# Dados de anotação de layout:
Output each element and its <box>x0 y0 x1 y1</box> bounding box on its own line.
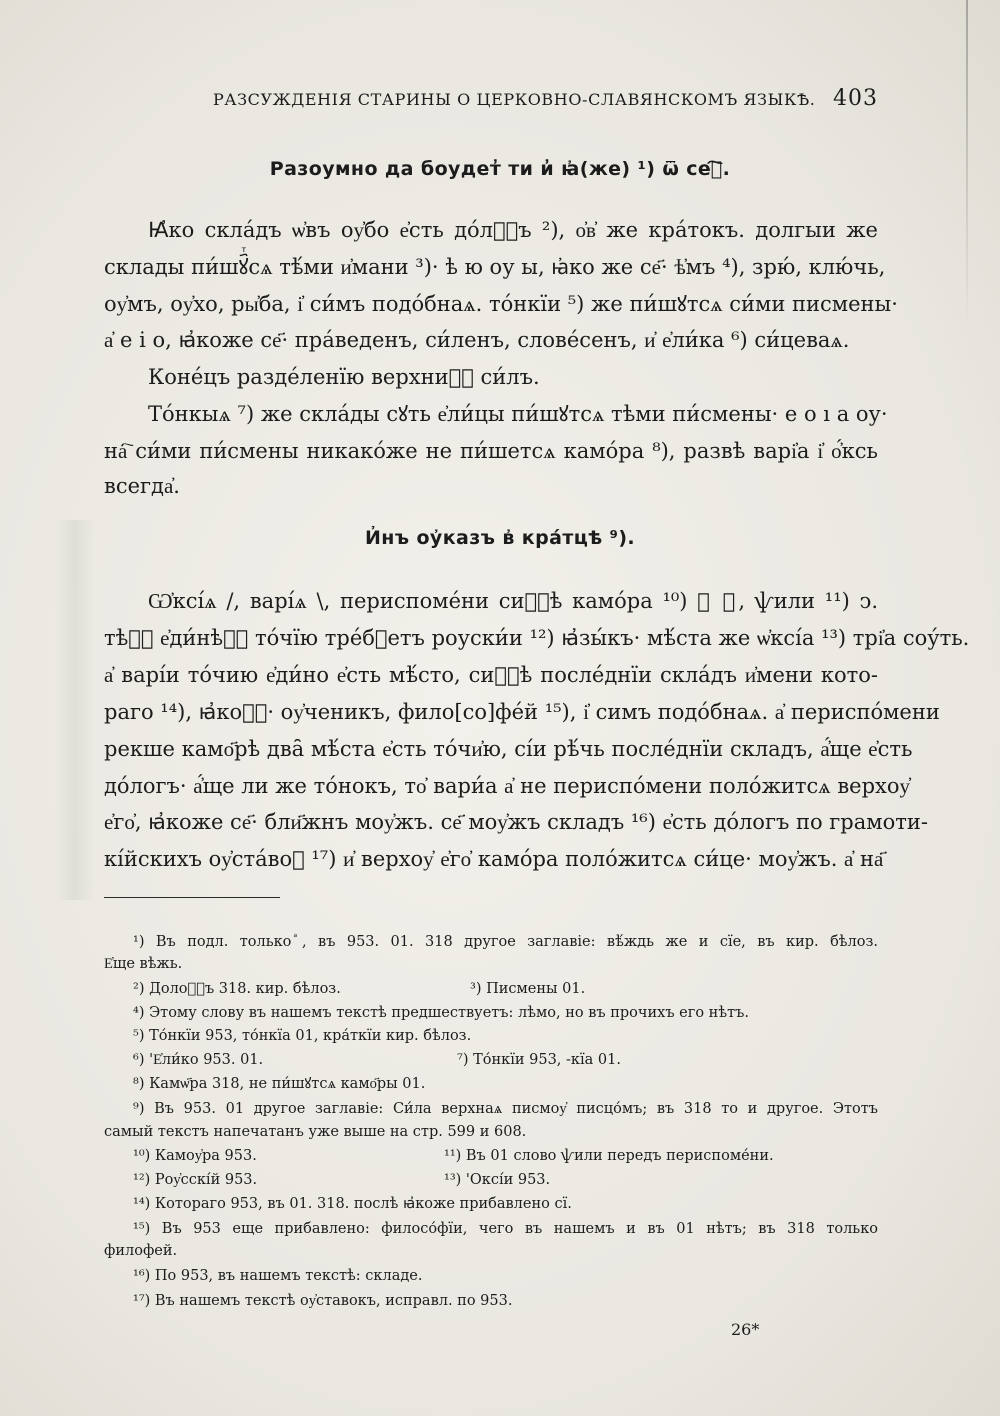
body-line: оу҆мъ, оу҆хо, ры҆ба, і҆ си́мъ подо́бнаѧ. то́нкїи ⁵) же пи́шꙋтсѧ си́ми писмены· <box>104 292 898 316</box>
footnote: ¹⁴) Котораго 953, въ 01. 318. послѣ ꙗ҆коже прибавлено сї. <box>133 1196 572 1212</box>
footnote: ¹⁰) Камоу҆ра 953. <box>133 1148 257 1164</box>
body-line: То́нкыѧ ⁷) же скла́ды сꙋть е҆ли́цы пи́шꙋтсѧ тѣми пи́смены· е о ı а оу· <box>148 402 888 426</box>
body-line: а҆ варі́и то́чию е҆ди́но е҆сть мѣ́сто, сиⷬ҇ѣ после́днїи скла́дъ и҆мени кото- <box>104 663 878 687</box>
body-line: е҆го҆, ꙗ҆коже се҃· бли҃жнъ моу҆жъ. се҃ моу҆жъ складъ ¹⁶) е҆сть до́логъ по грамоти- <box>104 810 928 834</box>
signature-mark: 26* <box>731 1320 760 1339</box>
body-line: Коне́цъ разде́ленїю верхниⷯ҇ си́лъ. <box>148 365 540 389</box>
footnote: ⁵) То́нкїи 953, то́нкїа 01, кра́ткїи кир. бѣлоз. <box>133 1028 472 1044</box>
footnote: ⁴) Этому слову въ нашемъ текстѣ предшествуетъ: лѣмо, но въ прочихъ его нѣтъ. <box>133 1005 749 1021</box>
running-title: РАЗСУЖДЕНІЯ СТАРИНЫ О ЦЕРКОВНО-СЛАВЯНСКОМЪ ЯЗЫКѢ. <box>213 90 816 109</box>
footnote: ⁸) Камѡ҃ра 318, не пи́шꙋтсѧ камо҃ры 01. <box>133 1076 426 1092</box>
body-line: тѣⷯ҇ е҆ди́нѣⷯ҇ то́чїю тре́бꙋетъ роуски́и ¹²) ꙗ҆зы́къ· мѣ́ста же ѡ҆ксі́а ¹³) трі҆а соу́ть. <box>104 626 970 650</box>
footnote: ¹⁷) Въ нашемъ текстѣ оу҆ставокъ, исправл. по 953. <box>133 1293 513 1309</box>
section-heading-2: И҆нъ оу҆казъ в҆ кра́тцѣ ⁹). <box>364 527 636 549</box>
body-line: раго ¹⁴), ꙗ҆коⷤ҇· оу҆ченикъ, фило[со]фе́й ¹⁵), і҆ симъ подо́бнаѧ. а҆ периспо́мени <box>104 700 940 724</box>
footnote: ²) Долоⷢ҇ъ 318. кир. бѣлоз. <box>133 981 341 997</box>
body-line: кі́йскихъ оу҆ста́воⷯ ¹⁷) и҆ верхоу҆ е҆го҆ камо́ра поло́житсѧ си́це· моу҆жъ. а҆ на҃ <box>104 847 884 871</box>
footnote: ⁶) 'Е҆ли́ко 953. 01. <box>133 1052 264 1068</box>
footnote: ¹⁶) По 953, въ нашемъ текстѣ: складе. <box>133 1268 423 1284</box>
footnote: самый текстъ напечатанъ уже выше на стр. 599 и 608. <box>104 1124 527 1140</box>
page-number: 403 <box>833 86 878 111</box>
running-head <box>213 88 878 116</box>
section-heading-1: Разоумно да боудет̓ ти и̓ ꙗ҆(же) ¹) ѿ сеⷨ҇. <box>269 158 731 180</box>
body-line: а҆ е і о, ꙗ҆коже се҃· пра́веденъ, си́ленъ, слове́сенъ, и҆ е҆ли́ка ⁶) си́цеваѧ. <box>104 328 850 352</box>
body-line: рекше камо҃рѣ два̑ мѣ́ста е҆сть то́чи҆ю, сі́и рѣ́чь после́днїи складъ, а҆́ще е҆сть <box>104 737 913 761</box>
footnote: ¹³) 'Оксі́и 953. <box>444 1172 551 1188</box>
footnote: ¹²) Роу҆сскі́й 953. <box>133 1172 258 1188</box>
footnote: ⁷) То́нкїи 953, -кїа 01. <box>457 1052 621 1068</box>
footnote: ¹) Въ подл. только ⷶ, въ 953. 01. 318 другое заглавіе: вѣ́ждь же и сїе, въ кир. бѣлоз. <box>133 934 878 950</box>
body-line: до́логъ· а҆́ще ли же то́нокъ, то҆ вари́а а҆ не периспо́мени поло́житсѧ верхоу҆ <box>104 774 911 798</box>
footnote: Е҆ще вѣжь. <box>104 956 183 972</box>
body-line: на҇ си́ми пи́смены никако́же не пи́шетсѧ камо́ра ⁸), развѣ варі҆а і҆ о҆́ксь <box>104 439 878 463</box>
footnote-rule <box>104 897 280 898</box>
footnote: филофей. <box>104 1243 178 1259</box>
footnote: ¹¹) Въ 01 слово ѱили передъ периспоме́ни. <box>444 1148 774 1164</box>
body-line: Ꙗ҆ко скла́дъ ѡ҆въ оу҆бо е҆сть до́лⷢ҇ъ ²), о҆в҆ же кра́токъ. долгыи же <box>148 218 878 242</box>
footnote: ³) Писмены 01. <box>470 981 586 997</box>
footnote: ¹⁵) Въ 953 еще прибавлено: филосо́фїи, чего въ нашемъ и въ 01 нѣтъ; въ 318 только <box>133 1221 878 1237</box>
page-crease <box>55 520 95 900</box>
body-line: склады пи́шꙋ҄ⷮсѧ тѣ́ми и҆мани ³)· ѣ ю оу ы, ꙗ҆ко же се҃· ѣ҆мъ ⁴), зрю́, клю́чь, <box>104 255 886 279</box>
footnote: ⁹) Въ 953. 01 другое заглавіе: Си́ла верхнаѧ писмоу҆ писцо́мъ; въ 318 то и другое. Этотъ <box>133 1101 878 1117</box>
body-line: всегда҆. <box>104 474 180 498</box>
body-line: Ѡ҆ксі́ѧ /, варі́ѧ \, периспоме́ни сиⷬ҇ѣ камо́ра ¹⁰) ⌒ ⌒, ѱили ¹¹) ↄ. <box>148 589 878 613</box>
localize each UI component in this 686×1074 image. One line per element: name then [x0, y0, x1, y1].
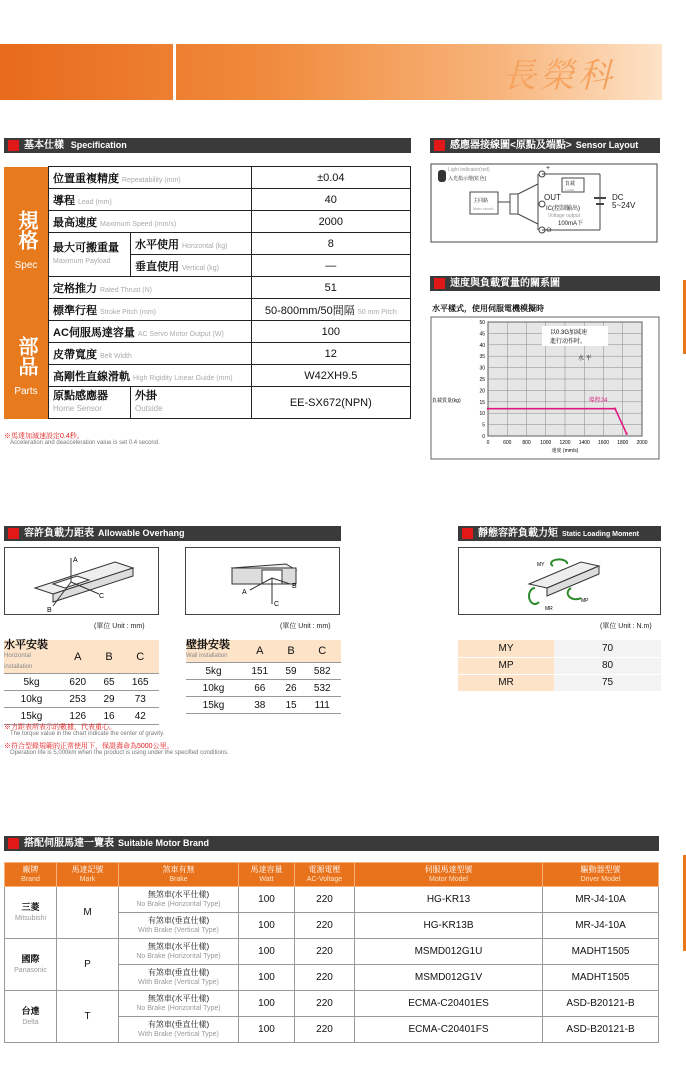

# OBJETIVO:
Transcreva todas as entradas acima na forma de uma lista JSON de strings, com uma string para cada linha e sem as linhas em branco. Deixe as imagens fora da resposta.

# RESPOSTA:
[
  "Output each element and its <box>x0 y0 x1 y1</box> bounding box on its own line.",
  "body-line: оу҆мъ, оу҆хо, ры҆ба, і҆ си́мъ подо́бнаѧ. то́нкїи ⁵) же пи́шꙋтсѧ си́ми писмены· <box>104 292 898 316</box>",
  "footnote: ¹⁴) Котораго 953, въ 01. 318. послѣ ꙗ҆коже прибавлено сї. <box>133 1196 572 1212</box>",
  "footnote: ¹⁰) Камоу҆ра 953. <box>133 1148 257 1164</box>",
  "body-line: То́нкыѧ ⁷) же скла́ды сꙋть е҆ли́цы пи́шꙋтсѧ тѣми пи́смены· е о ı а оу· <box>148 402 888 426</box>",
  "body-line: а҆ варі́и то́чию е҆ди́но е҆сть мѣ́сто, сиⷬ҇ѣ после́днїи скла́дъ и҆мени кото- <box>104 663 878 687</box>",
  "body-line: е҆го҆, ꙗ҆коже се҃· бли҃жнъ моу҆жъ. се҃ моу҆жъ складъ ¹⁶) е҆сть до́логъ по грамоти- <box>104 810 928 834</box>",
  "signature-mark: 26* <box>731 1320 760 1339</box>",
  "body-line: Коне́цъ разде́ленїю верхниⷯ҇ си́лъ. <box>148 365 540 389</box>",
  "footnote: ⁵) То́нкїи 953, то́нкїа 01, кра́ткїи кир. бѣлоз. <box>133 1028 472 1044</box>",
  "footnote: ⁴) Этому слову въ нашемъ текстѣ предшествуетъ: лѣмо, но въ прочихъ его нѣтъ. <box>133 1005 749 1021</box>",
  "running-title: РАЗСУЖДЕНІЯ СТАРИНЫ О ЦЕРКОВНО-СЛАВЯНСКОМЪ ЯЗЫКѢ. <box>213 90 816 109</box>",
  "footnote: ⁸) Камѡ҃ра 318, не пи́шꙋтсѧ камо҃ры 01. <box>133 1076 426 1092</box>",
  "body-line: тѣⷯ҇ е҆ди́нѣⷯ҇ то́чїю тре́бꙋетъ роуски́и ¹²) ꙗ҆зы́къ· мѣ́ста же ѡ҆ксі́а ¹³) трі҆а соу́ть. <box>104 626 970 650</box>",
  "footnote: ¹⁷) Въ нашемъ текстѣ оу҆ставокъ, исправл. по 953. <box>133 1293 513 1309</box>",
  "section-heading-2: И҆нъ оу҆казъ в҆ кра́тцѣ ⁹). <box>364 527 636 549</box>",
  "body-line: раго ¹⁴), ꙗ҆коⷤ҇· оу҆ченикъ, фило[со]фе́й ¹⁵), і҆ симъ подо́бнаѧ. а҆ периспо́мени <box>104 700 940 724</box>",
  "footnote: ²) Долоⷢ҇ъ 318. кир. бѣлоз. <box>133 981 341 997</box>",
  "body-line: кі́йскихъ оу҆ста́воⷯ ¹⁷) и҆ верхоу҆ е҆го҆ камо́ра поло́житсѧ си́це· моу҆жъ. а҆ на҃ <box>104 847 884 871</box>",
  "footnote: ⁶) 'Е҆ли́ко 953. 01. <box>133 1052 264 1068</box>",
  "footnote: ¹⁶) По 953, въ нашемъ текстѣ: складе. <box>133 1268 423 1284</box>",
  "footnote: самый текстъ напечатанъ уже выше на стр. 599 и 608. <box>104 1124 527 1140</box>",
  "page-number: 403 <box>833 86 878 111</box>",
  "running-head <box>213 88 878 116</box>",
  "section-heading-1: Разоумно да боудет̓ ти и̓ ꙗ҆(же) ¹) ѿ сеⷨ҇. <box>269 158 731 180</box>",
  "body-line: а҆ е і о, ꙗ҆коже се҃· пра́веденъ, си́ленъ, слове́сенъ, и҆ е҆ли́ка ⁶) си́цеваѧ. <box>104 328 850 352</box>",
  "body-line: рекше камо҃рѣ два̑ мѣ́ста е҆сть то́чи҆ю, сі́и рѣ́чь после́днїи складъ, а҆́ще е҆сть <box>104 737 913 761</box>",
  "footnote: ¹³) 'Оксі́и 953. <box>444 1172 551 1188</box>",
  "footnote: ¹²) Роу҆сскі́й 953. <box>133 1172 258 1188</box>",
  "footnote: ⁷) То́нкїи 953, -кїа 01. <box>457 1052 621 1068</box>",
  "footnote: ¹) Въ подл. только ⷶ, въ 953. 01. 318 другое заглавіе: вѣ́ждь же и сїе, въ кир. бѣлоз. <box>133 934 878 950</box>",
  "body-line: до́логъ· а҆́ще ли же то́нокъ, то҆ вари́а а҆ не периспо́мени поло́житсѧ верхоу҆ <box>104 774 911 798</box>",
  "footnote: Е҆ще вѣжь. <box>104 956 183 972</box>",
  "body-line: на҇ си́ми пи́смены никако́же не пи́шетсѧ камо́ра ⁸), развѣ варі҆а і҆ о҆́ксь <box>104 439 878 463</box>",
  "footnote-rule <box>104 897 280 898</box>",
  "footnote: филофей. <box>104 1243 178 1259</box>",
  "footnote: ¹¹) Въ 01 слово ѱили передъ периспоме́ни. <box>444 1148 774 1164</box>",
  "body-line: Ꙗ҆ко скла́дъ ѡ҆въ оу҆бо е҆сть до́лⷢ҇ъ ²), о҆в҆ же кра́токъ. долгыи же <box>148 218 878 242</box>",
  "footnote: ³) Писмены 01. <box>470 981 586 997</box>",
  "footnote: ¹⁵) Въ 953 еще прибавлено: филосо́фїи, чего въ нашемъ и въ 01 нѣтъ; въ 318 только <box>133 1221 878 1237</box>",
  "page-crease <box>55 520 95 900</box>",
  "body-line: склады пи́шꙋ҄ⷮсѧ тѣ́ми и҆мани ³)· ѣ ю оу ы, ꙗ҆ко же се҃· ѣ҆мъ ⁴), зрю́, клю́чь, <box>104 255 886 279</box>",
  "footnote: ⁹) Въ 953. 01 другое заглавіе: Си́ла верхнаѧ писмоу҆ писцо́мъ; въ 318 то и другое. Этотъ <box>133 1101 878 1117</box>",
  "body-line: всегда҆. <box>104 474 180 498</box>",
  "body-line: Ѡ҆ксі́ѧ /, варі́ѧ \\, периспоме́ни сиⷬ҇ѣ камо́ра ¹⁰) ⌒ ⌒, ѱили ¹¹) ↄ. <box>148 589 878 613</box>",
  "localize each UI component in this 686×1074 image. One line per element: name then [x0, y0, x1, y1]."
]